Work instructions> Every line holding the string "xlabel" should be gathered.

Dataset entries on figures:
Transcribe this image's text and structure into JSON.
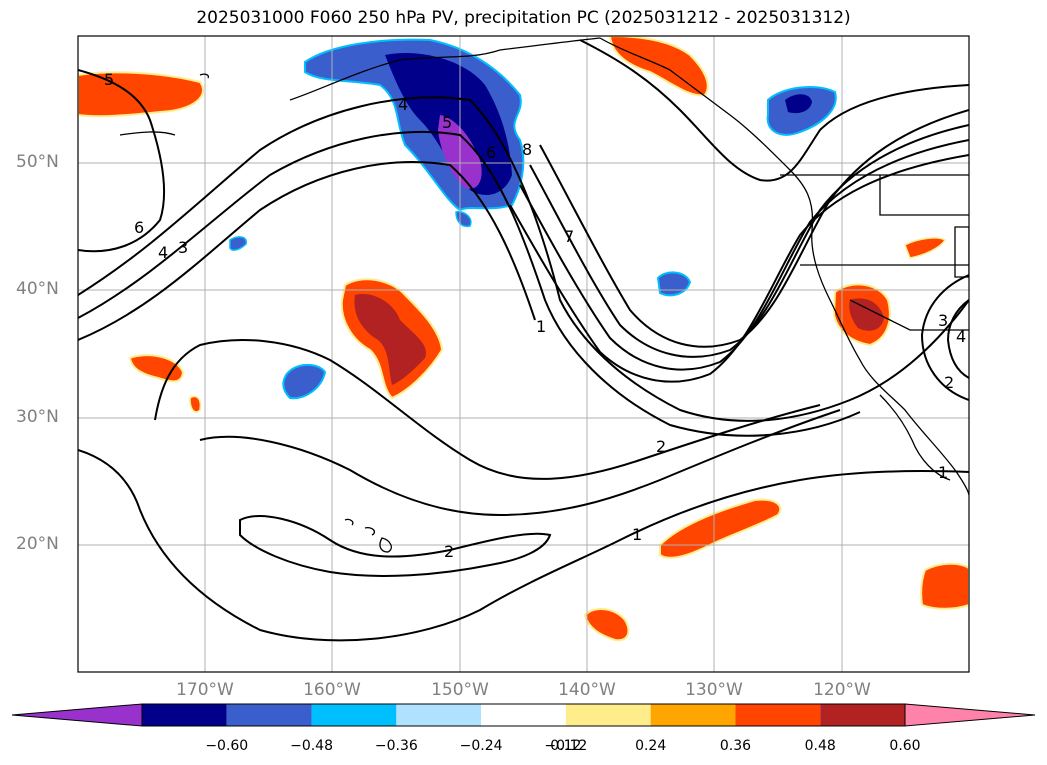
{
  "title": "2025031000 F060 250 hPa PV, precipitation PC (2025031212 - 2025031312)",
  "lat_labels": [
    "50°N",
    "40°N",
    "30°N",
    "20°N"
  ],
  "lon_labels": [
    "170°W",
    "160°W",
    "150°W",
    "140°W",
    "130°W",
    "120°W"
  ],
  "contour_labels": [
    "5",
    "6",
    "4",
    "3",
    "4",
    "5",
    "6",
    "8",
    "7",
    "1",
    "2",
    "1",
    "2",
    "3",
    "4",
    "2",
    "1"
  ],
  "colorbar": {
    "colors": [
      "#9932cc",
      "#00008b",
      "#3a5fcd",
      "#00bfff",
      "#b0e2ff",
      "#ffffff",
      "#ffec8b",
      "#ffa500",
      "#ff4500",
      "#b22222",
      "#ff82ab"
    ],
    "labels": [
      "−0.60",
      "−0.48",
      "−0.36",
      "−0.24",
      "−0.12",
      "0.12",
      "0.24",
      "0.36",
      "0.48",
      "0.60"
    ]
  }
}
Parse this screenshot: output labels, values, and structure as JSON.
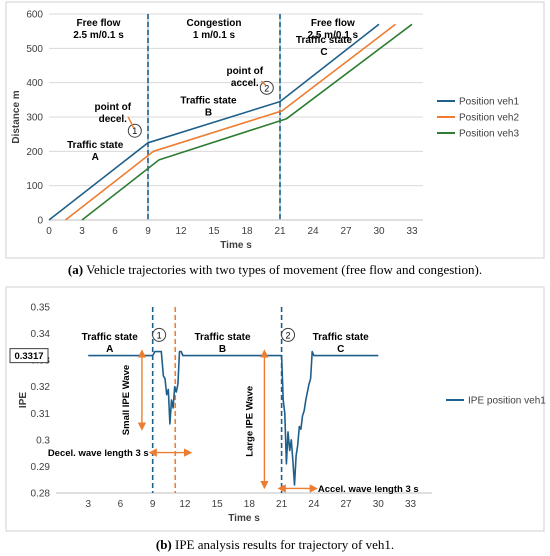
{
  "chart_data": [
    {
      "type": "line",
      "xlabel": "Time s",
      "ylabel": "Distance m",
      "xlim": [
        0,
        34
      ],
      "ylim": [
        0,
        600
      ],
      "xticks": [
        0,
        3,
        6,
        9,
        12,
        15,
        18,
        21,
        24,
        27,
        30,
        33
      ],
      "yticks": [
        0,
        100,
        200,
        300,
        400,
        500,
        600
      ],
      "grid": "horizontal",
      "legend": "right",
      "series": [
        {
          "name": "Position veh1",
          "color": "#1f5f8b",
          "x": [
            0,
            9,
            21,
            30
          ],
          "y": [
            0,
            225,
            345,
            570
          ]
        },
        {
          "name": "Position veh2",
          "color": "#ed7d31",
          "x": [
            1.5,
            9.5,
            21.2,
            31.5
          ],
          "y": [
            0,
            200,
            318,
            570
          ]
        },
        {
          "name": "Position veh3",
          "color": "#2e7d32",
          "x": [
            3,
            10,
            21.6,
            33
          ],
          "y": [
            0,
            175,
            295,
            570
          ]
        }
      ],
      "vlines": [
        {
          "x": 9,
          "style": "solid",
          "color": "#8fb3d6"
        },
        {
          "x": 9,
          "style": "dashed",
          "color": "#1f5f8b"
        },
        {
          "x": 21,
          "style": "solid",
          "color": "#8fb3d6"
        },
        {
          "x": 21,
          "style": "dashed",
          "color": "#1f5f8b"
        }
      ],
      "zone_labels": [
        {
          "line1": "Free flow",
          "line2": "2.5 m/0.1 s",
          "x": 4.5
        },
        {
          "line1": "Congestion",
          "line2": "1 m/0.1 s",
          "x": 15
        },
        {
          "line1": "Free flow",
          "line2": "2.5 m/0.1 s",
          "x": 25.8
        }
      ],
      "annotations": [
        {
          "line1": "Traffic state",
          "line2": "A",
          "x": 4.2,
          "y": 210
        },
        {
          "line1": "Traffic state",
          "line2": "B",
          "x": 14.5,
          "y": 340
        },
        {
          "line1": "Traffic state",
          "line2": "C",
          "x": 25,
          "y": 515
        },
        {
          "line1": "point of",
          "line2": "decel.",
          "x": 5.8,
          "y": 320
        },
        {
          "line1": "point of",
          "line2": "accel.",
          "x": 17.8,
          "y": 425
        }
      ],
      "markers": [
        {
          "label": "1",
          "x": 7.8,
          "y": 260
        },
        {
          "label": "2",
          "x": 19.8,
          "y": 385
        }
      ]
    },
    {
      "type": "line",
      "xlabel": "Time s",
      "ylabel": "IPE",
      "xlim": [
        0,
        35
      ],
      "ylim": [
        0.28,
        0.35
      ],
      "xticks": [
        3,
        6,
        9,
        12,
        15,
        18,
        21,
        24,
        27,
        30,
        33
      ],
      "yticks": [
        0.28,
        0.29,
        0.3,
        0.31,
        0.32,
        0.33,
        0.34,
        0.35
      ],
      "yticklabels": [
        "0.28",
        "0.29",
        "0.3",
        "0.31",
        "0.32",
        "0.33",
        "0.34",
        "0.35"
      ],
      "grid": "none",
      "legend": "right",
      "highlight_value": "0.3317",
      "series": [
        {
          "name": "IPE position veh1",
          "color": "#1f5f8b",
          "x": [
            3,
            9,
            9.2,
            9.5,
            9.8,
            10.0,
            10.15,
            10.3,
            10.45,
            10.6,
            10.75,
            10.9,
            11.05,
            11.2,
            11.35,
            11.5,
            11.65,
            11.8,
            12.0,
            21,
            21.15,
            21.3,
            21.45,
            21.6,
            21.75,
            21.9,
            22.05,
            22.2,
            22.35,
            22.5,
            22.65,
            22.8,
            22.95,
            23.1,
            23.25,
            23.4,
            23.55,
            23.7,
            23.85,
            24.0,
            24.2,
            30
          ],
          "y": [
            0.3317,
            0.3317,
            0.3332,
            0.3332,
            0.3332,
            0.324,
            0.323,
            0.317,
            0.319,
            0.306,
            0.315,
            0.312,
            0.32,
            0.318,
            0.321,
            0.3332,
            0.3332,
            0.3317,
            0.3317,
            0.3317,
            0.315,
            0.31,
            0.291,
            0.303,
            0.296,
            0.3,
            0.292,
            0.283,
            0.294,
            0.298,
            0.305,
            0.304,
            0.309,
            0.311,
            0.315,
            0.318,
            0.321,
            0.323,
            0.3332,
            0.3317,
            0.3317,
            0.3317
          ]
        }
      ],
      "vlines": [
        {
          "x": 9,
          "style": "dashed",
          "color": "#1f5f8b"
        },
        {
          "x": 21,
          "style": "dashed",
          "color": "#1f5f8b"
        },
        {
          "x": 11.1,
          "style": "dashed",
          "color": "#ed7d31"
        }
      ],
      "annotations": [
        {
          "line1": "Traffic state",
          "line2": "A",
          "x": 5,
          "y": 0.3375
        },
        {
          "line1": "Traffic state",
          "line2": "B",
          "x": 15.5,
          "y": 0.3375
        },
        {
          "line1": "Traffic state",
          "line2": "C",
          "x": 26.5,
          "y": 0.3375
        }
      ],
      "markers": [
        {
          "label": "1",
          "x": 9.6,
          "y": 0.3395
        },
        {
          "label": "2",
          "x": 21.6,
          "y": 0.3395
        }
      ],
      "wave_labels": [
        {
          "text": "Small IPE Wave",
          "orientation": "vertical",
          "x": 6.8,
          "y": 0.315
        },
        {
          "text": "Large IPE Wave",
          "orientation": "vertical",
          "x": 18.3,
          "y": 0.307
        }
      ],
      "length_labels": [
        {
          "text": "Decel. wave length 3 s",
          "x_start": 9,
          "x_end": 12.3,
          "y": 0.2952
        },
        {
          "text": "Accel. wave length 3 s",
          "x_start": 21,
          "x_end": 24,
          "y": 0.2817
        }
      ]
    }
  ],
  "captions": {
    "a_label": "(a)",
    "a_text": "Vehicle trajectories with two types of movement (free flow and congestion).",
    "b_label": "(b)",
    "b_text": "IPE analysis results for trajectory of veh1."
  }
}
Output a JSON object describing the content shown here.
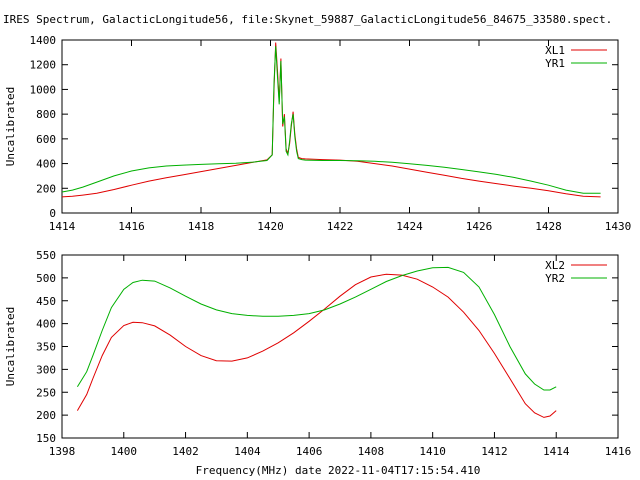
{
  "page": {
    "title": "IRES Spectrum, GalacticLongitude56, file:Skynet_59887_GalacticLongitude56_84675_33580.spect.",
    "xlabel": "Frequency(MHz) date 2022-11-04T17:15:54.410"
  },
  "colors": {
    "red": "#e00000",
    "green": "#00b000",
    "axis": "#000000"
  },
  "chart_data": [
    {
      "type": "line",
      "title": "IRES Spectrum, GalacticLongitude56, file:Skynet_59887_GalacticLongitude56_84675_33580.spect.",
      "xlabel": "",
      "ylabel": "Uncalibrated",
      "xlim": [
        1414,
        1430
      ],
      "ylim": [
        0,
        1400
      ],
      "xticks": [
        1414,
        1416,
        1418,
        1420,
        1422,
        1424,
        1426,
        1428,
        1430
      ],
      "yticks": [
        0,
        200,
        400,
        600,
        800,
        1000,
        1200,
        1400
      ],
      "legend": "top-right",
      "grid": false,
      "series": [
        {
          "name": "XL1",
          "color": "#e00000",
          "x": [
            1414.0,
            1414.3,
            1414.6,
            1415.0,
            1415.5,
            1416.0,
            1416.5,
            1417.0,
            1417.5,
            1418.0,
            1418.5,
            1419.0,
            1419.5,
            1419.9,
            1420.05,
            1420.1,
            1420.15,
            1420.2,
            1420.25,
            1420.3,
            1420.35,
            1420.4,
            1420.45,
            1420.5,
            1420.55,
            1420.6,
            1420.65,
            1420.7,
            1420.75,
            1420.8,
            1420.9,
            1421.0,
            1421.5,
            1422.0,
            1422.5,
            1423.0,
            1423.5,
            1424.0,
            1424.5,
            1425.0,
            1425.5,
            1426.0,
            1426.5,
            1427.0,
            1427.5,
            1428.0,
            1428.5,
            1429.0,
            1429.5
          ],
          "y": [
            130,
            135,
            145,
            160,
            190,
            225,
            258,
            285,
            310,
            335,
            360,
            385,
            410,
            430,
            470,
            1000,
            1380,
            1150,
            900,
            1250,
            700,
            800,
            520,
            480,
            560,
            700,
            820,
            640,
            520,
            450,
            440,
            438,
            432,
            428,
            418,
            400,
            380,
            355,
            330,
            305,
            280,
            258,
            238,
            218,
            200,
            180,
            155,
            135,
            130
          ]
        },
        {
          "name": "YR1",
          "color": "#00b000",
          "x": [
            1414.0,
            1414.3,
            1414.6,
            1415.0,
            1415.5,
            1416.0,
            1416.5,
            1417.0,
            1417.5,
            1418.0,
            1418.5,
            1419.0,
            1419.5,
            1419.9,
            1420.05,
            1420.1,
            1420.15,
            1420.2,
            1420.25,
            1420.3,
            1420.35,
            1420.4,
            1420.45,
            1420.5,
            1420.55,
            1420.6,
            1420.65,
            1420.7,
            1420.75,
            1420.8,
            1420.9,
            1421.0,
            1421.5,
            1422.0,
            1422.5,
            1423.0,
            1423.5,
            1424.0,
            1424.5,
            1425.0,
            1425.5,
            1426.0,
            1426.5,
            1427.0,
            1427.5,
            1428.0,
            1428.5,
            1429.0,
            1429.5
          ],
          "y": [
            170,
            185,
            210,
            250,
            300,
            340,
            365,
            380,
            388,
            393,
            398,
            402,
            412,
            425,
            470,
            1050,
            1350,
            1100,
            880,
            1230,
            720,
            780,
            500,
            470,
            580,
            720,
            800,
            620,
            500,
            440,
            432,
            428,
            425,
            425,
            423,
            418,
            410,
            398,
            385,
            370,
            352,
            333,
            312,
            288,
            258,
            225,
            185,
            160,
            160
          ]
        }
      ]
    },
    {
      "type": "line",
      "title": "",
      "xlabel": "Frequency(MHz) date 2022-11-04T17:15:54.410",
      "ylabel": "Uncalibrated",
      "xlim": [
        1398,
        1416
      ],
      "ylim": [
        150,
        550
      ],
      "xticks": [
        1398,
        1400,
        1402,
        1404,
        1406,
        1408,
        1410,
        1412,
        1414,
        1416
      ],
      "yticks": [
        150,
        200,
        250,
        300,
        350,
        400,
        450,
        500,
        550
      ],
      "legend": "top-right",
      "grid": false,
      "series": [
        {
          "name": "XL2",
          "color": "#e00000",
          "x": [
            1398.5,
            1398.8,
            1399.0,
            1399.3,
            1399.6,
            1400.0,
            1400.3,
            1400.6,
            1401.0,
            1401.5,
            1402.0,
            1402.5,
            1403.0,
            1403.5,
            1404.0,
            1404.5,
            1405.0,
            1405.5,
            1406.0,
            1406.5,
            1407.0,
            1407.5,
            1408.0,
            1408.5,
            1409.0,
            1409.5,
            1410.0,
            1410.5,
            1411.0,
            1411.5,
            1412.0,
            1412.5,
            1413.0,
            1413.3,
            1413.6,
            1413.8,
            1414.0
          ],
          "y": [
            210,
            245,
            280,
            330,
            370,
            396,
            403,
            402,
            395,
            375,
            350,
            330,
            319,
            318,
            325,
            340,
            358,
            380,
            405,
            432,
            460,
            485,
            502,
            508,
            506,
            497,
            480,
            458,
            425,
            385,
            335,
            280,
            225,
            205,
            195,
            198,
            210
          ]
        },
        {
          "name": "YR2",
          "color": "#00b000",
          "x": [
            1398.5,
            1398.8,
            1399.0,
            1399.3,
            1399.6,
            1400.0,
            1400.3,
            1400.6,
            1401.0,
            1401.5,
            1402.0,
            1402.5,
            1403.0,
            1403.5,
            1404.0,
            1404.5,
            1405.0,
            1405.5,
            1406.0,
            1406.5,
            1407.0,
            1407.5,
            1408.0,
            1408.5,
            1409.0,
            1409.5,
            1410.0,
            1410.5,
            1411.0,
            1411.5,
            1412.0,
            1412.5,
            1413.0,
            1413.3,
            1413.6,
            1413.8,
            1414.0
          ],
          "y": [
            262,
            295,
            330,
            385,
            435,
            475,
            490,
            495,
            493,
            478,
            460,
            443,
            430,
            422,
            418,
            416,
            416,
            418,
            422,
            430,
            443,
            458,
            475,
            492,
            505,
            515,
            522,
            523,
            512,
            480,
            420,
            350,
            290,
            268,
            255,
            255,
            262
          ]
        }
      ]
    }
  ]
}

Finished answer>
      "xlabel": "Time s",
      "xlabel": "Time s",
    "xlabel": "Frequency(MHz) date 2022-11-04T17:15:54.410"
      "xlabel": "",
      "xlabel": "Frequency(MHz) date 2022-11-04T17:15:54.410",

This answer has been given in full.